Requirement
Count how many lines below contain the word "khoa", then give that number alone.

• • •

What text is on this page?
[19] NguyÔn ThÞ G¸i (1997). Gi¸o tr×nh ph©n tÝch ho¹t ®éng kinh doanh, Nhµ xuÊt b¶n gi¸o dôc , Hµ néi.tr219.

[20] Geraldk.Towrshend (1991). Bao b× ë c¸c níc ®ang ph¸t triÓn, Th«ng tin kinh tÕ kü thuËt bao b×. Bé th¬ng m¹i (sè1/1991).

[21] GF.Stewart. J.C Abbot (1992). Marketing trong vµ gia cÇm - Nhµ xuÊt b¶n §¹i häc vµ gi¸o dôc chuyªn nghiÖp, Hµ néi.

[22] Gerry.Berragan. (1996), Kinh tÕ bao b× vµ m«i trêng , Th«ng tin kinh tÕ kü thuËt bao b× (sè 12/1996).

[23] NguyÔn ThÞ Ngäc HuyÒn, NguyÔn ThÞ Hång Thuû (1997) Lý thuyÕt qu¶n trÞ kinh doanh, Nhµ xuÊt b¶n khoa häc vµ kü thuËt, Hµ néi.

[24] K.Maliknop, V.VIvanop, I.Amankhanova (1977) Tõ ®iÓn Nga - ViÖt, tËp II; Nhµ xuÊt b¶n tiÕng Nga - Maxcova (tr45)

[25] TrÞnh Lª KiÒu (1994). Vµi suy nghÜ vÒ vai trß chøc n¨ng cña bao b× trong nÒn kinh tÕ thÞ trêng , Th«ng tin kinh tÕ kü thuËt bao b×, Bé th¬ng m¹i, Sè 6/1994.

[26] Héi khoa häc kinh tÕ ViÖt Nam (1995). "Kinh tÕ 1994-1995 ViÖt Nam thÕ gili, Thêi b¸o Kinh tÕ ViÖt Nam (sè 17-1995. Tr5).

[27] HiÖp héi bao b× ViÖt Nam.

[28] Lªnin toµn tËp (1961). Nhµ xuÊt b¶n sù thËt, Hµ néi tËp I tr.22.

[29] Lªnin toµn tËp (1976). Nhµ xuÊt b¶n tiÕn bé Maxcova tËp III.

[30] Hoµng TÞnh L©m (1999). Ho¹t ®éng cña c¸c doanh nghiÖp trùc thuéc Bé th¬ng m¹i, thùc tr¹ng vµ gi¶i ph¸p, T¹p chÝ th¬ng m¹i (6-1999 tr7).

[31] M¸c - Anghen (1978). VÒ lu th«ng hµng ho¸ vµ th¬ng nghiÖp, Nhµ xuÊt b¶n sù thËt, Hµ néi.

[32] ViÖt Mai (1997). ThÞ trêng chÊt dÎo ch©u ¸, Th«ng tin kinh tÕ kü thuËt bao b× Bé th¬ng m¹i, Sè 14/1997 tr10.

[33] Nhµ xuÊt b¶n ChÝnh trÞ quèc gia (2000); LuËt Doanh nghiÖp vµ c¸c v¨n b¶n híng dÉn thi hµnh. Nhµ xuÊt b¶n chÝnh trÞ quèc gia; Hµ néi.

• • •

Written solution
2